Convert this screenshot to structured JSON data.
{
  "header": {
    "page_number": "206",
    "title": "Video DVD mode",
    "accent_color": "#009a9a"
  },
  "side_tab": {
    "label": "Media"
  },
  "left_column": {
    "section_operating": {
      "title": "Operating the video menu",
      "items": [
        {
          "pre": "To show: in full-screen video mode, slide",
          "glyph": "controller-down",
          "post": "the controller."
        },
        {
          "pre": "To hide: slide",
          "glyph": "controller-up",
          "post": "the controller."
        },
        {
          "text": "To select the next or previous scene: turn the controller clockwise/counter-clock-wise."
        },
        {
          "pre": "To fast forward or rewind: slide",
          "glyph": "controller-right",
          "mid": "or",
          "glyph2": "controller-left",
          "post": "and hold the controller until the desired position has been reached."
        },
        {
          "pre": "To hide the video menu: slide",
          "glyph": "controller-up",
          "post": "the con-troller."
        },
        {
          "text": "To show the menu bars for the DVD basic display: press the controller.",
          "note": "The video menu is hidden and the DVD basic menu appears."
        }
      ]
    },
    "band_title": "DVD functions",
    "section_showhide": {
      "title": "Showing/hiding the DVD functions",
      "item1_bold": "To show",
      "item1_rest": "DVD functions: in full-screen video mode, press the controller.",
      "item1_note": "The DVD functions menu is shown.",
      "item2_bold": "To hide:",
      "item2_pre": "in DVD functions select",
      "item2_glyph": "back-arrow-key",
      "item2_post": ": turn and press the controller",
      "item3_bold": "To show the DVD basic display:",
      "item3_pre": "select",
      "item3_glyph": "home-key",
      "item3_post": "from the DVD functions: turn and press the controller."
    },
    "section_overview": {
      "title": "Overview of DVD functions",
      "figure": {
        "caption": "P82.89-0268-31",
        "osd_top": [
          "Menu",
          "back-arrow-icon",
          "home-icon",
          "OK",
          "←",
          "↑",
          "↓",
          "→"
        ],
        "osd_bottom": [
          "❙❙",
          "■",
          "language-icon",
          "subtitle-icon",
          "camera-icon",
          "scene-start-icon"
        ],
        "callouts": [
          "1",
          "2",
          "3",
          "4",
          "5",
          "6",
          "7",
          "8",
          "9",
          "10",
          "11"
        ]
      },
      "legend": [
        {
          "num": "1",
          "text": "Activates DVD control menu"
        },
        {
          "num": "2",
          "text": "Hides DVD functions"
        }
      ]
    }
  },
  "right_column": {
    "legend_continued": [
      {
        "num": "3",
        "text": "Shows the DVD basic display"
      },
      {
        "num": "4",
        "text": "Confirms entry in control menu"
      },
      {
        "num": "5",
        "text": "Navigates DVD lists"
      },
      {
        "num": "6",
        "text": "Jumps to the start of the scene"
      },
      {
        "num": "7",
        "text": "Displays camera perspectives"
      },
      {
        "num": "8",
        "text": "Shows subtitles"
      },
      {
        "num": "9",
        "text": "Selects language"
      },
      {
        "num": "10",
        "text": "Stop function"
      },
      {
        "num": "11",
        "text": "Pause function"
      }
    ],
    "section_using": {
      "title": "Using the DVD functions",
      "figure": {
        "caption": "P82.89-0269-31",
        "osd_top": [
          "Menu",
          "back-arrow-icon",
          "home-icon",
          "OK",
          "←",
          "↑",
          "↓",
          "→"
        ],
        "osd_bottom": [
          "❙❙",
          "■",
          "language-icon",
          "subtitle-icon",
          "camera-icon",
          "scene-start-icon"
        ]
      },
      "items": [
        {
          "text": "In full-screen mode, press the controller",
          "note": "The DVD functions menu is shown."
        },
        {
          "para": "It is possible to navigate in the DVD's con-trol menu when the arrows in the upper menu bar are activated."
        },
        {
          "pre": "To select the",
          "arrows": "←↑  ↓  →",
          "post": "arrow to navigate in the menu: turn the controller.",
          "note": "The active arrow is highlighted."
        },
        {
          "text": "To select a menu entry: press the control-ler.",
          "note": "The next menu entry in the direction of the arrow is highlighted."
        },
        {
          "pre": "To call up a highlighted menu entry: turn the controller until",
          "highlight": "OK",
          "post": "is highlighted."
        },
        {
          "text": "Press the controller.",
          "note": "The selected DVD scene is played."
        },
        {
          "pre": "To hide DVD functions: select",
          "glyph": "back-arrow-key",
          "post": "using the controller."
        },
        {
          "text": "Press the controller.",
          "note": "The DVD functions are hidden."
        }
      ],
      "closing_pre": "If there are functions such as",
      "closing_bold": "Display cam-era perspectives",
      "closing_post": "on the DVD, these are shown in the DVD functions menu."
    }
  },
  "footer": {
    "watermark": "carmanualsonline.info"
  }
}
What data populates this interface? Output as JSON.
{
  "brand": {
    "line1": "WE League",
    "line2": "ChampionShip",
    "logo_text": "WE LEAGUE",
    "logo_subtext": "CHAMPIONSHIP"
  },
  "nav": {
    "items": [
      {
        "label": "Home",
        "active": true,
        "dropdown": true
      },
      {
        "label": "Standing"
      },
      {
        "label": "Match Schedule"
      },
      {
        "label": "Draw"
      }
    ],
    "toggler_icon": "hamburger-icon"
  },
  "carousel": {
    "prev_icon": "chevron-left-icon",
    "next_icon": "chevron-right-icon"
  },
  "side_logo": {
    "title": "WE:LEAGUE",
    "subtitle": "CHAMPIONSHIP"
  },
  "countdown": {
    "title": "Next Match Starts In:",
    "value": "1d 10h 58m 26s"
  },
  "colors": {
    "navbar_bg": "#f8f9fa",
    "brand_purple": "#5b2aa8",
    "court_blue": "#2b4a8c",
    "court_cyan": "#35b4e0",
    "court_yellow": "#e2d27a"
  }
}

○ ○ ○ ○

Stated problem:
Write out only the final block of lines, starting at the line with "What data populates" and running to the end of the material.

Complete answer:
What data populates this interface? Output as JSON.
{
  "brand": {
    "line1": "WE League",
    "line2": "ChampionShip",
    "logo_text": "WE LEAGUE",
    "logo_subtext": "CHAMPIONSHIP"
  },
  "nav": {
    "items": [
      {
        "label": "Home",
        "active": true,
        "dropdown": true
      },
      {
        "label": "Standing"
      },
      {
        "label": "Match Schedule"
      },
      {
        "label": "Draw"
      }
    ],
    "toggler_icon": "hamburger-icon"
  },
  "carousel": {
    "prev_icon": "chevron-left-icon",
    "next_icon": "chevron-right-icon"
  },
  "side_logo": {
    "title": "WE:LEAGUE",
    "subtitle": "CHAMPIONSHIP"
  },
  "countdown": {
    "title": "Next Match Starts In:",
    "value": "1d 10h 58m 26s"
  },
  "colors": {
    "navbar_bg": "#f8f9fa",
    "brand_purple": "#5b2aa8",
    "court_blue": "#2b4a8c",
    "court_cyan": "#35b4e0",
    "court_yellow": "#e2d27a"
  }
}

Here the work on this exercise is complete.